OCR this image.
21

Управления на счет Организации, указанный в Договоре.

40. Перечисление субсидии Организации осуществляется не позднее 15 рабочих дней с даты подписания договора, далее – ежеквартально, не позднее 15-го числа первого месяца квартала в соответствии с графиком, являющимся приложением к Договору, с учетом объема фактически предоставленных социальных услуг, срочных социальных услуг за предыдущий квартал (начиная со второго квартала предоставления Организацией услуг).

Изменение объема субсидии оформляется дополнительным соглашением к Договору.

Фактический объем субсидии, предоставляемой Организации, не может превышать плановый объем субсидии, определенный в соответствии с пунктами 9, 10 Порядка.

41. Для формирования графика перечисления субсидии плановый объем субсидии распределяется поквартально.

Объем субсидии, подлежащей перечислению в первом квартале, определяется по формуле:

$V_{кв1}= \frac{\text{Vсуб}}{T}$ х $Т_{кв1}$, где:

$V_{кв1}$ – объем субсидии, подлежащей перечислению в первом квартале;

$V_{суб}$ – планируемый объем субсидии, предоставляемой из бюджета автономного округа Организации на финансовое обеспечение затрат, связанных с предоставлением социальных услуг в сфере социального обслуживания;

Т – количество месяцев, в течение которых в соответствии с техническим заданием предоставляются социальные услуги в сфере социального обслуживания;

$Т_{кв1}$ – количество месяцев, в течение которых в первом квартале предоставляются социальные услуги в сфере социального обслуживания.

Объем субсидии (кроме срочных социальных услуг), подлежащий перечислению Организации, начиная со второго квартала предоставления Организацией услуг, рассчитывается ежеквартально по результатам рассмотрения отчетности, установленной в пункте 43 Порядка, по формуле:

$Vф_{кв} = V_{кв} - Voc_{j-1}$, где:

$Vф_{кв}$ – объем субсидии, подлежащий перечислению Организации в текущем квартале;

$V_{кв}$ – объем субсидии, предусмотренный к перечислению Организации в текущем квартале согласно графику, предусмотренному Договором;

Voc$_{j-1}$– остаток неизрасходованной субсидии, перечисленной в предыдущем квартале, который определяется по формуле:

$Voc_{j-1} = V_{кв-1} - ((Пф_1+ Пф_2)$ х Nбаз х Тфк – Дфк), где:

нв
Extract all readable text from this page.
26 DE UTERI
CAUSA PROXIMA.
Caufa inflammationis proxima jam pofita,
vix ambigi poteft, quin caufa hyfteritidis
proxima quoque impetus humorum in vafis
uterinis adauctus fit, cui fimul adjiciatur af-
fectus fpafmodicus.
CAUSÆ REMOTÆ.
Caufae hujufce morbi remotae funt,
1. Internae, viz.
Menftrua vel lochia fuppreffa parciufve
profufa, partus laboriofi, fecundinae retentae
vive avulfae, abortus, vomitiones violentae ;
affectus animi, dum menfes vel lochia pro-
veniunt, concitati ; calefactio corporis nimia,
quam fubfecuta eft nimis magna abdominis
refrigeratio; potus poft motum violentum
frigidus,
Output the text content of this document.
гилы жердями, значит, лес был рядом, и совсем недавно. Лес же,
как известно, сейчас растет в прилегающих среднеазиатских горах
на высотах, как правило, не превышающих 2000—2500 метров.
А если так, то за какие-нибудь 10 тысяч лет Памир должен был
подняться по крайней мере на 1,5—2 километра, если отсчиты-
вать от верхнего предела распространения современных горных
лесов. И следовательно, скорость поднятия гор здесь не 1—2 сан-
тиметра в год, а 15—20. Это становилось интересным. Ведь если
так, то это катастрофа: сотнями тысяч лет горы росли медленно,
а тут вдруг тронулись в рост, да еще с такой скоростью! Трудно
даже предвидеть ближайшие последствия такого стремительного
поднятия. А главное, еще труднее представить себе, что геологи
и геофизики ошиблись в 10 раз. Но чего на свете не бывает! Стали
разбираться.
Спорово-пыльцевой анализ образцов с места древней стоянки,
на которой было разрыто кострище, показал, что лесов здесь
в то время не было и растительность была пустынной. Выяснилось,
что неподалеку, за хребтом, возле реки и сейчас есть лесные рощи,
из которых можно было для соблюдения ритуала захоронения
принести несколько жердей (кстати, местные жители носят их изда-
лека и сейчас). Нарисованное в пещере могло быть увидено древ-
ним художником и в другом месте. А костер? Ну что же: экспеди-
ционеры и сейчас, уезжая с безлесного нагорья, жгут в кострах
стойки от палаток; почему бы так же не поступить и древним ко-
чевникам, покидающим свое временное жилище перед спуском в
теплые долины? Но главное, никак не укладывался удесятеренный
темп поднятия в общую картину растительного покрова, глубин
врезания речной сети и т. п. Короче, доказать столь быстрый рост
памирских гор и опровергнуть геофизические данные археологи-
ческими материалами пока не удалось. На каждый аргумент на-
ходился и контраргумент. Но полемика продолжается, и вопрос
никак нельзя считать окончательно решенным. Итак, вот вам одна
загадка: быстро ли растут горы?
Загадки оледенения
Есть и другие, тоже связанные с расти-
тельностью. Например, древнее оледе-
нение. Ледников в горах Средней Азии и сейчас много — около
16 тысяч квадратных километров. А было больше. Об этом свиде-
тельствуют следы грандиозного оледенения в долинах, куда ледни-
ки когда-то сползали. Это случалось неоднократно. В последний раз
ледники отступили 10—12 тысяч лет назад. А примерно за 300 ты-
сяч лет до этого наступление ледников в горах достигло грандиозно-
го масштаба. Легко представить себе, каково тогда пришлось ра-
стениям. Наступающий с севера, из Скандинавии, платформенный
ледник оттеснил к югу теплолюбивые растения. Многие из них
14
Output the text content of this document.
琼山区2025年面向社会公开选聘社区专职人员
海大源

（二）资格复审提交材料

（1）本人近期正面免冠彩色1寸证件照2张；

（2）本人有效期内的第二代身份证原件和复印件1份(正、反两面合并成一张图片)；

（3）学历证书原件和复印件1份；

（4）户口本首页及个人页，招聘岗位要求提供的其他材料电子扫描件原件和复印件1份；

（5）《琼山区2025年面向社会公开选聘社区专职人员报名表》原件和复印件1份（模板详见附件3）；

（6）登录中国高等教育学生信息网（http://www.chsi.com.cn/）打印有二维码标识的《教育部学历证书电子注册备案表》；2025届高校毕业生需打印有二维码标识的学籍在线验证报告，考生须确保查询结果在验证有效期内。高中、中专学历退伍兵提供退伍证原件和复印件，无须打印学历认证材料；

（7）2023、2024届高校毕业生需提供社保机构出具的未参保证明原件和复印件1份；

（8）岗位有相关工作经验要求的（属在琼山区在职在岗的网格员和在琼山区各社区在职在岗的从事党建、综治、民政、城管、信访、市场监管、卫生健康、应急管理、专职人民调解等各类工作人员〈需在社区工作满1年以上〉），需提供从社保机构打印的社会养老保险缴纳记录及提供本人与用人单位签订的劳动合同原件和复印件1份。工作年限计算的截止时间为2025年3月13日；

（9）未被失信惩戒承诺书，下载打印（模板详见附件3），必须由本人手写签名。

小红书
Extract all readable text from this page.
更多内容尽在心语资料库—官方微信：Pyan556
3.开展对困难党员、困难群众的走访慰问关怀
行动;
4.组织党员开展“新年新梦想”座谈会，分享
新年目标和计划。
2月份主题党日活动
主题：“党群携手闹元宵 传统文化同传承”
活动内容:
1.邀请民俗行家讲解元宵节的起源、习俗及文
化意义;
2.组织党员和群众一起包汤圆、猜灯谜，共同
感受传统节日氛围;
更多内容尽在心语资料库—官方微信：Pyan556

● **EXERCISE GOAL**:
The lines above should be duplicated exactly.

● **RESULT BELOW**:
OCR this image.
21

Управления на счет Организации, указанный в Договоре.

40. Перечисление субсидии Организации осуществляется не позднее 15 рабочих дней с даты подписания договора, далее – ежеквартально, не позднее 15-го числа первого месяца квартала в соответствии с графиком, являющимся приложением к Договору, с учетом объема фактически предоставленных социальных услуг, срочных социальных услуг за предыдущий квартал (начиная со второго квартала предоставления Организацией услуг).

Изменение объема субсидии оформляется дополнительным соглашением к Договору.

Фактический объем субсидии, предоставляемой Организации, не может превышать плановый объем субсидии, определенный в соответствии с пунктами 9, 10 Порядка.

41. Для формирования графика перечисления субсидии плановый объем субсидии распределяется поквартально.

Объем субсидии, подлежащей перечислению в первом квартале, определяется по формуле:

$V_{кв1}= \frac{\text{Vсуб}}{T}$ х $Т_{кв1}$, где:

$V_{кв1}$ – объем субсидии, подлежащей перечислению в первом квартале;

$V_{суб}$ – планируемый объем субсидии, предоставляемой из бюджета автономного округа Организации на финансовое обеспечение затрат, связанных с предоставлением социальных услуг в сфере социального обслуживания;

Т – количество месяцев, в течение которых в соответствии с техническим заданием предоставляются социальные услуги в сфере социального обслуживания;

$Т_{кв1}$ – количество месяцев, в течение которых в первом квартале предоставляются социальные услуги в сфере социального обслуживания.

Объем субсидии (кроме срочных социальных услуг), подлежащий перечислению Организации, начиная со второго квартала предоставления Организацией услуг, рассчитывается ежеквартально по результатам рассмотрения отчетности, установленной в пункте 43 Порядка, по формуле:

$Vф_{кв} = V_{кв} - Voc_{j-1}$, где:

$Vф_{кв}$ – объем субсидии, подлежащий перечислению Организации в текущем квартале;

$V_{кв}$ – объем субсидии, предусмотренный к перечислению Организации в текущем квартале согласно графику, предусмотренному Договором;

Voc$_{j-1}$– остаток неизрасходованной субсидии, перечисленной в предыдущем квартале, который определяется по формуле:

$Voc_{j-1} = V_{кв-1} - ((Пф_1+ Пф_2)$ х Nбаз х Тфк – Дфк), где:

нв
Extract all readable text from this page.
26 DE UTERI
CAUSA PROXIMA.
Caufa inflammationis proxima jam pofita,
vix ambigi poteft, quin caufa hyfteritidis
proxima quoque impetus humorum in vafis
uterinis adauctus fit, cui fimul adjiciatur af-
fectus fpafmodicus.
CAUSÆ REMOTÆ.
Caufae hujufce morbi remotae funt,
1. Internae, viz.
Menftrua vel lochia fuppreffa parciufve
profufa, partus laboriofi, fecundinae retentae
vive avulfae, abortus, vomitiones violentae ;
affectus animi, dum menfes vel lochia pro-
veniunt, concitati ; calefactio corporis nimia,
quam fubfecuta eft nimis magna abdominis
refrigeratio; potus poft motum violentum
frigidus,
Output the text content of this document.
гилы жердями, значит, лес был рядом, и совсем недавно. Лес же,
как известно, сейчас растет в прилегающих среднеазиатских горах
на высотах, как правило, не превышающих 2000—2500 метров.
А если так, то за какие-нибудь 10 тысяч лет Памир должен был
подняться по крайней мере на 1,5—2 километра, если отсчиты-
вать от верхнего предела распространения современных горных
лесов. И следовательно, скорость поднятия гор здесь не 1—2 сан-
тиметра в год, а 15—20. Это становилось интересным. Ведь если
так, то это катастрофа: сотнями тысяч лет горы росли медленно,
а тут вдруг тронулись в рост, да еще с такой скоростью! Трудно
даже предвидеть ближайшие последствия такого стремительного
поднятия. А главное, еще труднее представить себе, что геологи
и геофизики ошиблись в 10 раз. Но чего на свете не бывает! Стали
разбираться.
Спорово-пыльцевой анализ образцов с места древней стоянки,
на которой было разрыто кострище, показал, что лесов здесь
в то время не было и растительность была пустынной. Выяснилось,
что неподалеку, за хребтом, возле реки и сейчас есть лесные рощи,
из которых можно было для соблюдения ритуала захоронения
принести несколько жердей (кстати, местные жители носят их изда-
лека и сейчас). Нарисованное в пещере могло быть увидено древ-
ним художником и в другом месте. А костер? Ну что же: экспеди-
ционеры и сейчас, уезжая с безлесного нагорья, жгут в кострах
стойки от палаток; почему бы так же не поступить и древним ко-
чевникам, покидающим свое временное жилище перед спуском в
теплые долины? Но главное, никак не укладывался удесятеренный
темп поднятия в общую картину растительного покрова, глубин
врезания речной сети и т. п. Короче, доказать столь быстрый рост
памирских гор и опровергнуть геофизические данные археологи-
ческими материалами пока не удалось. На каждый аргумент на-
ходился и контраргумент. Но полемика продолжается, и вопрос
никак нельзя считать окончательно решенным. Итак, вот вам одна
загадка: быстро ли растут горы?
Загадки оледенения
Есть и другие, тоже связанные с расти-
тельностью. Например, древнее оледе-
нение. Ледников в горах Средней Азии и сейчас много — около
16 тысяч квадратных километров. А было больше. Об этом свиде-
тельствуют следы грандиозного оледенения в долинах, куда ледни-
ки когда-то сползали. Это случалось неоднократно. В последний раз
ледники отступили 10—12 тысяч лет назад. А примерно за 300 ты-
сяч лет до этого наступление ледников в горах достигло грандиозно-
го масштаба. Легко представить себе, каково тогда пришлось ра-
стениям. Наступающий с севера, из Скандинавии, платформенный
ледник оттеснил к югу теплолюбивые растения. Многие из них
14
Output the text content of this document.
琼山区2025年面向社会公开选聘社区专职人员
海大源

（二）资格复审提交材料

（1）本人近期正面免冠彩色1寸证件照2张；

（2）本人有效期内的第二代身份证原件和复印件1份(正、反两面合并成一张图片)；

（3）学历证书原件和复印件1份；

（4）户口本首页及个人页，招聘岗位要求提供的其他材料电子扫描件原件和复印件1份；

（5）《琼山区2025年面向社会公开选聘社区专职人员报名表》原件和复印件1份（模板详见附件3）；

（6）登录中国高等教育学生信息网（http://www.chsi.com.cn/）打印有二维码标识的《教育部学历证书电子注册备案表》；2025届高校毕业生需打印有二维码标识的学籍在线验证报告，考生须确保查询结果在验证有效期内。高中、中专学历退伍兵提供退伍证原件和复印件，无须打印学历认证材料；

（7）2023、2024届高校毕业生需提供社保机构出具的未参保证明原件和复印件1份；

（8）岗位有相关工作经验要求的（属在琼山区在职在岗的网格员和在琼山区各社区在职在岗的从事党建、综治、民政、城管、信访、市场监管、卫生健康、应急管理、专职人民调解等各类工作人员〈需在社区工作满1年以上〉），需提供从社保机构打印的社会养老保险缴纳记录及提供本人与用人单位签订的劳动合同原件和复印件1份。工作年限计算的截止时间为2025年3月13日；

（9）未被失信惩戒承诺书，下载打印（模板详见附件3），必须由本人手写签名。

小红书
Extract all readable text from this page.
更多内容尽在心语资料库—官方微信：Pyan556
3.开展对困难党员、困难群众的走访慰问关怀
行动;
4.组织党员开展“新年新梦想”座谈会，分享
新年目标和计划。
2月份主题党日活动
主题：“党群携手闹元宵 传统文化同传承”
活动内容:
1.邀请民俗行家讲解元宵节的起源、习俗及文
化意义;
2.组织党员和群众一起包汤圆、猜灯谜，共同
感受传统节日氛围;
更多内容尽在心语资料库—官方微信：Pyan556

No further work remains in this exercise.